### AIM OF THE TASK
Gather each line in the entries that includes the string "ayant".

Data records
--------
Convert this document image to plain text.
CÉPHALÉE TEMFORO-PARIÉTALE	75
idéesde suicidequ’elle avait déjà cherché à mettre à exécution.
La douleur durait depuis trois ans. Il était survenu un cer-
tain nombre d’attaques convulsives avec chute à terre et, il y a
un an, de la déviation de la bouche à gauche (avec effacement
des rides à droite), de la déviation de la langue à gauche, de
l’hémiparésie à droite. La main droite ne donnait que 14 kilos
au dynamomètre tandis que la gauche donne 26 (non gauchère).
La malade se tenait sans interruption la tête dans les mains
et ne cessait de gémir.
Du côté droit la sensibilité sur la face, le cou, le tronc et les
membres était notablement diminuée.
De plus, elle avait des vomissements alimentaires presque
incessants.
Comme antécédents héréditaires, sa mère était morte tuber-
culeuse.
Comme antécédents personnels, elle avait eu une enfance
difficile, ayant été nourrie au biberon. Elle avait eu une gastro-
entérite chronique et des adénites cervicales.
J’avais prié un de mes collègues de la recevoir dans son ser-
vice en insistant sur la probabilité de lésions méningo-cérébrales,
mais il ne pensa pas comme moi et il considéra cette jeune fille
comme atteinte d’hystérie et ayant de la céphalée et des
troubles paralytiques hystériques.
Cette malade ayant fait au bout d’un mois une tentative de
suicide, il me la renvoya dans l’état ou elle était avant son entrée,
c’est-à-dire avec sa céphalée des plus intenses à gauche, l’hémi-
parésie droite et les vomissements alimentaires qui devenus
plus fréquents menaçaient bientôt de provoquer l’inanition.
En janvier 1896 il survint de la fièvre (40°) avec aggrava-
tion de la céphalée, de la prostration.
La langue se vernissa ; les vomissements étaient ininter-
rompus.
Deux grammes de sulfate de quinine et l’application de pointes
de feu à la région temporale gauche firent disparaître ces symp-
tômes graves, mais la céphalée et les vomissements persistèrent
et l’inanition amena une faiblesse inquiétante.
--------
### THE SOLUTION
difficile, ayant été nourrie au biberon. Elle avait eu une gastro-
comme atteinte d’hystérie et ayant de la céphalée et des
Cette malade ayant fait au bout d’un mois une tentative de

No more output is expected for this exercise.